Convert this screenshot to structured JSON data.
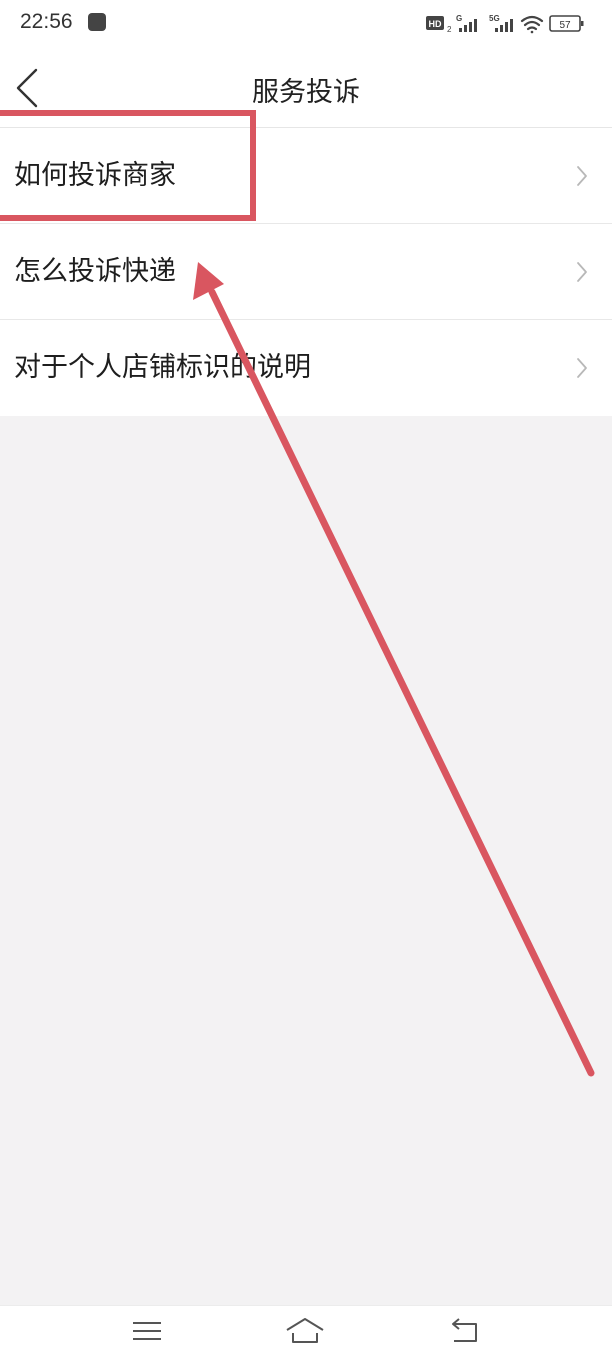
{
  "status_bar": {
    "time": "22:56",
    "battery": "57",
    "network_badges": [
      "HD2",
      "G",
      "5G"
    ]
  },
  "header": {
    "title": "服务投诉"
  },
  "list": {
    "items": [
      {
        "label": "如何投诉商家"
      },
      {
        "label": "怎么投诉快递"
      },
      {
        "label": "对于个人店铺标识的说明"
      }
    ]
  },
  "annotation": {
    "color": "#d95660",
    "highlighted_item": "如何投诉商家"
  },
  "nav_bar": {
    "icons": [
      "menu-icon",
      "home-icon",
      "back-icon"
    ]
  }
}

● **Task directions**
Leave out the pictures and output every record above precisely as given.

● **Answer**
Convert this screenshot to structured JSON data.
{
  "status_bar": {
    "time": "22:56",
    "battery": "57",
    "network_badges": [
      "HD2",
      "G",
      "5G"
    ]
  },
  "header": {
    "title": "服务投诉"
  },
  "list": {
    "items": [
      {
        "label": "如何投诉商家"
      },
      {
        "label": "怎么投诉快递"
      },
      {
        "label": "对于个人店铺标识的说明"
      }
    ]
  },
  "annotation": {
    "color": "#d95660",
    "highlighted_item": "如何投诉商家"
  },
  "nav_bar": {
    "icons": [
      "menu-icon",
      "home-icon",
      "back-icon"
    ]
  }
}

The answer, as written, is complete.